- _Instructions for the task_: State the number of lines below in which the word "leaf" appears. Nothing else belongs in the answer.

╔══

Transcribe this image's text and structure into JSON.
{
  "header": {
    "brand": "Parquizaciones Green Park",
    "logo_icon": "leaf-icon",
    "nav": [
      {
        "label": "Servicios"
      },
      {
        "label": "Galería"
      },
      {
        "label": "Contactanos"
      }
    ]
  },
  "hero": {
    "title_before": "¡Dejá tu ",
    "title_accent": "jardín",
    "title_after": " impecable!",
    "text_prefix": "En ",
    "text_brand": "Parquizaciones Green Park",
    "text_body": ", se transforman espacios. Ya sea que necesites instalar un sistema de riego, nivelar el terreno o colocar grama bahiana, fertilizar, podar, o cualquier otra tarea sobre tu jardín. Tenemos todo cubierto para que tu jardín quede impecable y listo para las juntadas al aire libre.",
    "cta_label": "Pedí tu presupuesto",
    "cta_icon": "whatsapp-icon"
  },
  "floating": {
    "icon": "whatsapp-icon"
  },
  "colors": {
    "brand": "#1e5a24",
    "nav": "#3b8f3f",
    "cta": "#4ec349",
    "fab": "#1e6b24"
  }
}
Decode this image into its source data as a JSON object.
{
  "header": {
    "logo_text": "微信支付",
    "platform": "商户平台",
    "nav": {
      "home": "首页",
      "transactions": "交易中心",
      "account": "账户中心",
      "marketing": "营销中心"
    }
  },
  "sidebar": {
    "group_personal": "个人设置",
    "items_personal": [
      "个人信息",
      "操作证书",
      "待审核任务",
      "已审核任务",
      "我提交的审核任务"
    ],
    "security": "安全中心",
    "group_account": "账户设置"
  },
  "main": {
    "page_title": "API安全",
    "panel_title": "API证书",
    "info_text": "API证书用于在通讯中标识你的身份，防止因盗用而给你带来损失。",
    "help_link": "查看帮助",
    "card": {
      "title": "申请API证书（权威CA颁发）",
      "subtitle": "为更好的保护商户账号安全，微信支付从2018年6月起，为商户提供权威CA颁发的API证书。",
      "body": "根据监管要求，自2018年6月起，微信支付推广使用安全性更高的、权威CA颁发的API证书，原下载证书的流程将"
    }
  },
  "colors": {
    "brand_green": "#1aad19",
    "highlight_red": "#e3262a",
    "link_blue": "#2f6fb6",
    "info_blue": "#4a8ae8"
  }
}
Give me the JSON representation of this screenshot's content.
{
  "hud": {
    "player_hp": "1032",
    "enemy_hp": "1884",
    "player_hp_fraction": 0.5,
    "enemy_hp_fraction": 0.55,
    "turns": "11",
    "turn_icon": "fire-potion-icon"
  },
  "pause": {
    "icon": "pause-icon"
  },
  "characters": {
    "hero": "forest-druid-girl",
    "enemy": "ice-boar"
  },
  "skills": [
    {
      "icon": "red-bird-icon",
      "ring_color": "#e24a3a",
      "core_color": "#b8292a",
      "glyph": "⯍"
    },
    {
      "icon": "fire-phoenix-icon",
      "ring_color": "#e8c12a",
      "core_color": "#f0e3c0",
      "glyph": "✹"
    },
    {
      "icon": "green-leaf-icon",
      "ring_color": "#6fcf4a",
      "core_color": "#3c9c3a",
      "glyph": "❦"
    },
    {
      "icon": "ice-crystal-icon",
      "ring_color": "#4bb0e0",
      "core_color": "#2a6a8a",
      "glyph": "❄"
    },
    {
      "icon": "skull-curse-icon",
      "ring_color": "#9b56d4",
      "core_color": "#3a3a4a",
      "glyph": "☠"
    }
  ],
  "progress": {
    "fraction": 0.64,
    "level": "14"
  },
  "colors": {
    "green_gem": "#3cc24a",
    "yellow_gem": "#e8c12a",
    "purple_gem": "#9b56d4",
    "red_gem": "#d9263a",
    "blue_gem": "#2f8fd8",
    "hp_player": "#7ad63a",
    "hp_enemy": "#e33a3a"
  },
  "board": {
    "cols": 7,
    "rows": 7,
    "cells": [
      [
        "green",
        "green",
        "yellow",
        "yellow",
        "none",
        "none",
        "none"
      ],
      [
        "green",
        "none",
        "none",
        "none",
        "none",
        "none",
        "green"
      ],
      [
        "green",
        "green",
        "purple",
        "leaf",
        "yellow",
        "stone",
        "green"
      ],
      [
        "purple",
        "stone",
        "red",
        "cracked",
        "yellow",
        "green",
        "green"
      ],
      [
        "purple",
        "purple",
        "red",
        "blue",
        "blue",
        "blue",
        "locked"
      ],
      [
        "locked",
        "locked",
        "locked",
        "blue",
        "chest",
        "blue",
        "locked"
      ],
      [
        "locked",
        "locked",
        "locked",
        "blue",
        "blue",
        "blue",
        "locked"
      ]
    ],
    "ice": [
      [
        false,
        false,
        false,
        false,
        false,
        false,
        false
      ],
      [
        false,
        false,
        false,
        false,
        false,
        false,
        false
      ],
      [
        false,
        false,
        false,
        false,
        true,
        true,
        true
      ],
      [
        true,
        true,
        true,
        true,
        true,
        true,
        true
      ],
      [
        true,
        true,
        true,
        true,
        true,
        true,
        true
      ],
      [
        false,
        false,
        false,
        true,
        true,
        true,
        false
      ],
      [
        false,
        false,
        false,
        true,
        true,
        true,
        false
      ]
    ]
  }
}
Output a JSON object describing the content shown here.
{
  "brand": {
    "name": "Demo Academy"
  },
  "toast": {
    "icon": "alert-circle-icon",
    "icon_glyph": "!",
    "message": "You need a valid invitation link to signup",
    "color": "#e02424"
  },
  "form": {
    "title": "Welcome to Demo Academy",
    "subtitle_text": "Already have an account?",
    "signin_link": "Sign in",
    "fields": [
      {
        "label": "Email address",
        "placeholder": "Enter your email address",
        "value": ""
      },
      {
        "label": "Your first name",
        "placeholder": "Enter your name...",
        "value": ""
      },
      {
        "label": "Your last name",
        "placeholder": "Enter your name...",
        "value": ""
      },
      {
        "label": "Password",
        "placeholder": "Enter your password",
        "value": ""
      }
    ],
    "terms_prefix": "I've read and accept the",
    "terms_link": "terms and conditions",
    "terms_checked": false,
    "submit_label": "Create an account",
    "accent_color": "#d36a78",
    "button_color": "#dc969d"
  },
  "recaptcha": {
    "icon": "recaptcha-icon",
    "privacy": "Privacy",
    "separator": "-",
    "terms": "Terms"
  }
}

╚══

- _Complete output_: 3